Le origini, là dove il cuore batte sempre più forte
Succede sempre così, puntualmente. Succede che ogni volta che ti rivedi con qualche compagno e amico di infanzia o adolescenza, sia questo il frutto di un incontro fortuito o di un appuntamento organizzato con largo anticipo, il tempo si ferma all’istante; anzi, corre subito all’indietro, agli anni e ai tanti momenti passati insieme, al paese e in città, in chiesa e a scuola, tra bar e stadio, partite di pallone e giri in motorino, bische di Natale e festicciole locali.
Da un certo punto di vista è inevitabile che sia così: è l’imprinting che ci portiamo dentro, sono le origini di noi stessi, ciò che in buona parte ha fatto sì che oggi siamo quello che siamo. Per altri versi, è anche il risultato di un non troppo velato senso di colpa.
Senso di colpa per quel frequentare assai poco (il minimo indispensabile), e così da moltissimo tempo (in pratica dagli anni dell’università), tanto il paese quanto la città. Questo, pur non essendoti mosso, di fatto, da dove sei nato; cioè, pur continuando oggi a vivere lì e negli immediati dintorni la più grossa parte della tua vita (vita reale, s’intende; perché quella virtuale e quella intellettuale sono altra cosa).
Va detto che negli ultimi anni c’è stato, a più riprese, un piccolo ma volenteroso tentativo di recuperare anche la dimensione locale, soprattutto per quanto concerne la vita di paese; ma è sempre troppo poco, sempre un’apertura di natura fortemente episodica.

OBIETTIVO A: Restituisci senza alcuna modifica le righe qui sotto, partendo dalla prima riga e arrivando alla riga che contiene "thermometer: 40° 30°", entrambe comprese.

Elenchi delle aree degli elementi:
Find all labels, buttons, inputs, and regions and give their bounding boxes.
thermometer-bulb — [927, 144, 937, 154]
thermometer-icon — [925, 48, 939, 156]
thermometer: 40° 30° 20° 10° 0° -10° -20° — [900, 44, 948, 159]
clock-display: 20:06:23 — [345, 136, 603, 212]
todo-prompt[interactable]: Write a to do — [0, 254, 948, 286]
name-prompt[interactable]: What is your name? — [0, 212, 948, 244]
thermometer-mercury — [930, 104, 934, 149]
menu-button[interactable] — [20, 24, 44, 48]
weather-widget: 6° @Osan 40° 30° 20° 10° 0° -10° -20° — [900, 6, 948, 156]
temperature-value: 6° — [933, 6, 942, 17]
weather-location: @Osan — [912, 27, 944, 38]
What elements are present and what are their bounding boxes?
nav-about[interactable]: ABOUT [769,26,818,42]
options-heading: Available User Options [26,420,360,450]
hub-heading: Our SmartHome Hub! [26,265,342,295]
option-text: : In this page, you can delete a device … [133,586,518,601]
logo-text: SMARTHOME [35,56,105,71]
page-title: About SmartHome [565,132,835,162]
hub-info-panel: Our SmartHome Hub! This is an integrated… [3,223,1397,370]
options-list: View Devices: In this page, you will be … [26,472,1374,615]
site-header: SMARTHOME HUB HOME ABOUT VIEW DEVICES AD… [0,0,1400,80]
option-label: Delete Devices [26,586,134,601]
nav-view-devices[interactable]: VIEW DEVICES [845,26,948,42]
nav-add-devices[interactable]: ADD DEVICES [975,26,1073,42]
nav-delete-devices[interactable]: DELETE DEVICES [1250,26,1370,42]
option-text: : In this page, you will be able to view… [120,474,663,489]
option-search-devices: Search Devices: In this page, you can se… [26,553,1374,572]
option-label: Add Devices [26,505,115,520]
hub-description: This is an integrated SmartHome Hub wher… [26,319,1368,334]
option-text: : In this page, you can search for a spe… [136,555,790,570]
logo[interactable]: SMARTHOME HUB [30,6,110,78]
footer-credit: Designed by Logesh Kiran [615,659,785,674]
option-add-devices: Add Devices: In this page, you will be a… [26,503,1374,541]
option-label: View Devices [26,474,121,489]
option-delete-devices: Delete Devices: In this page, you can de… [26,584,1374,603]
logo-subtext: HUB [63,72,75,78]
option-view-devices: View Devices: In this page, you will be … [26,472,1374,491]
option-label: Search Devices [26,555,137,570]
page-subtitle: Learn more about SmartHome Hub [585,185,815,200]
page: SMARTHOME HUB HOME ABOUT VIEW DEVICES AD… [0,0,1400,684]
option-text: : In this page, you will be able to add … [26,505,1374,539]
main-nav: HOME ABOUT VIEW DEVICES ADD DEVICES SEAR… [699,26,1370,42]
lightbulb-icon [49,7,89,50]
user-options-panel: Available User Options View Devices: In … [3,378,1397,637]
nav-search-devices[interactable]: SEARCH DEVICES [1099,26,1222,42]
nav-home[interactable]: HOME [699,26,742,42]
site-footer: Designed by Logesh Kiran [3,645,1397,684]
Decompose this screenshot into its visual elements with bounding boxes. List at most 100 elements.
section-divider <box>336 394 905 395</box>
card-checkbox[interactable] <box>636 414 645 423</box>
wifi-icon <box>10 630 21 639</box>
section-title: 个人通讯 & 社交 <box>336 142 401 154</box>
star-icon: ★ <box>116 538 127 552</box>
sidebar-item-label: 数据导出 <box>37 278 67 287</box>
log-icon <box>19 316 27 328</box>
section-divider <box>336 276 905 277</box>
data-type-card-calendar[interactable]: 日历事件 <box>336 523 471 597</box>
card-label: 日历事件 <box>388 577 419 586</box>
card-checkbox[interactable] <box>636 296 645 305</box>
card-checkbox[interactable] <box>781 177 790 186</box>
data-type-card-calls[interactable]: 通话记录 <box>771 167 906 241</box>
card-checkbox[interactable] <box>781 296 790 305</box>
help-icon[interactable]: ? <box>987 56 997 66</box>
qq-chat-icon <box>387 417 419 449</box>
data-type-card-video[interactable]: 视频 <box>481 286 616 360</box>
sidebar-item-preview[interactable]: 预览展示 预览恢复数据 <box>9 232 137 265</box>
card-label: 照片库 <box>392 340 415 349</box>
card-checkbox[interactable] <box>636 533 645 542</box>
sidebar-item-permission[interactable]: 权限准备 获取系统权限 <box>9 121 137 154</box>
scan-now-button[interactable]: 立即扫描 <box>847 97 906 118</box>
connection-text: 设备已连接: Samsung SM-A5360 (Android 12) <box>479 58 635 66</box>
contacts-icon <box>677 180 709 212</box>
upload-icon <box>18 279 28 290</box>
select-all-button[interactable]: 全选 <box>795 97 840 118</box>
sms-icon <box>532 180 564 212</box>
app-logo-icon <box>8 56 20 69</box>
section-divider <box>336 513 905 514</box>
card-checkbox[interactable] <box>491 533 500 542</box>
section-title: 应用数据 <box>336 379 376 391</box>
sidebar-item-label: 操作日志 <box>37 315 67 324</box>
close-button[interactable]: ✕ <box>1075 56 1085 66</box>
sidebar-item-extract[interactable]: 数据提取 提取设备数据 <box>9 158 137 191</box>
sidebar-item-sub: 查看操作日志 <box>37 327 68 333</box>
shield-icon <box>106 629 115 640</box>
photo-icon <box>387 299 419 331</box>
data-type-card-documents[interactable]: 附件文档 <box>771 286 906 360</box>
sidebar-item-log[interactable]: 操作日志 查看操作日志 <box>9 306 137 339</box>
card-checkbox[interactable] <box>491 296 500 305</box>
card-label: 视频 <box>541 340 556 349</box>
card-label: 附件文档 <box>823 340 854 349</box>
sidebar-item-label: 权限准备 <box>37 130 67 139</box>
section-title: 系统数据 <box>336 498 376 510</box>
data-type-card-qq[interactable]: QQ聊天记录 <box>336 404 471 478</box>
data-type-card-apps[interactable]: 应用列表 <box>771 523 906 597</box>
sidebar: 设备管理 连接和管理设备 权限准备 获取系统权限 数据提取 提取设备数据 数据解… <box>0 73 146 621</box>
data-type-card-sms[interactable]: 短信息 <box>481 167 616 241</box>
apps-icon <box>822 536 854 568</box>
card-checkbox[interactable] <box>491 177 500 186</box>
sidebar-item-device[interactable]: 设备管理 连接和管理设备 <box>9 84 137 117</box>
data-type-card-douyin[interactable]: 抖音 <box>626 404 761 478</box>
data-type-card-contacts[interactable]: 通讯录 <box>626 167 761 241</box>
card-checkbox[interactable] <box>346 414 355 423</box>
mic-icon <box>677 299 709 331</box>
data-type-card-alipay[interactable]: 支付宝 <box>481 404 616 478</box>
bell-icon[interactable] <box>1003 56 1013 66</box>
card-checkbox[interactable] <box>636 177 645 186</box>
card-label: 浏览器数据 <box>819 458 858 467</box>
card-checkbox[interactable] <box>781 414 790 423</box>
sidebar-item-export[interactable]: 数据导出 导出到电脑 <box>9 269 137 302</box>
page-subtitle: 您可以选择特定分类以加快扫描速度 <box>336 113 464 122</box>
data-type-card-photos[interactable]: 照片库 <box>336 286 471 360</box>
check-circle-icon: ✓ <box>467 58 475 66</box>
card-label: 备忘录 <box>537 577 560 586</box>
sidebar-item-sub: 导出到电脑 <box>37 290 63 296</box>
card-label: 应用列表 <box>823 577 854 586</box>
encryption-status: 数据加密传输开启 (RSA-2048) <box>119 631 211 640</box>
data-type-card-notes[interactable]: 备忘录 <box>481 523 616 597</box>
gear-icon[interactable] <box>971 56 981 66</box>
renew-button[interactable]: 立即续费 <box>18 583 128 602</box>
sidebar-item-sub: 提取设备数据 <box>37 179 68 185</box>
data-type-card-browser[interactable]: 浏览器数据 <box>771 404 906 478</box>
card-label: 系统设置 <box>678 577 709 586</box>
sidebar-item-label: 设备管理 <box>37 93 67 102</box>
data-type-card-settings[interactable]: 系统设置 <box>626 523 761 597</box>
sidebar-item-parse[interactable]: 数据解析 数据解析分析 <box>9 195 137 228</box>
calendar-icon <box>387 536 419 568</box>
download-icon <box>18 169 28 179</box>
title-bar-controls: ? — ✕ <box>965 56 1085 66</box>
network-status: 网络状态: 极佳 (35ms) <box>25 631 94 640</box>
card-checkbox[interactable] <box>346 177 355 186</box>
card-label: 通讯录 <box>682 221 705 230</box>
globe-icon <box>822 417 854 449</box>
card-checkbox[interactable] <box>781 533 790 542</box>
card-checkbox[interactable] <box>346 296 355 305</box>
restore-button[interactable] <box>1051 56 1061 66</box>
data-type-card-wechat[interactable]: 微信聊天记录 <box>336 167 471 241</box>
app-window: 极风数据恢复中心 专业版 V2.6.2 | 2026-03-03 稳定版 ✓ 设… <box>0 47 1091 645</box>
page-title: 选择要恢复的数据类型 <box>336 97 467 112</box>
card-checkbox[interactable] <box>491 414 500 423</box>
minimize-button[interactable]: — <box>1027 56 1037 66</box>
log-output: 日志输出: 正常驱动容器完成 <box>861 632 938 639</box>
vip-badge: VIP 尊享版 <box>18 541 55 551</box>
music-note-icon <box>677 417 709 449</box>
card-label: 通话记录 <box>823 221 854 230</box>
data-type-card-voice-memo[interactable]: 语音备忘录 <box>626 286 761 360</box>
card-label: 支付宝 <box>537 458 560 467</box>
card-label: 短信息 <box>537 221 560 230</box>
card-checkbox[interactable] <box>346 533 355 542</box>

OBIETTIVO B: Elenca i luoghi in cui, secondo il brano sulle origini, sono stati passati i tanti momenti con i compagni e gli amici di infanzia o adolescenza.

SOLUZIONE ESERCIZIO A:
Find all labels, buttons, inputs, and regions and give their bounding boxes.
thermometer-bulb — [927, 144, 937, 154]
thermometer-icon — [925, 48, 939, 156]
thermometer: 40° 30° 20° 10° 0° -10° -20° — [900, 44, 948, 159]

SOLUZIONE ESERCIZIO B: Il paese, la città, la chiesa, la scuola, il bar e lo stadio.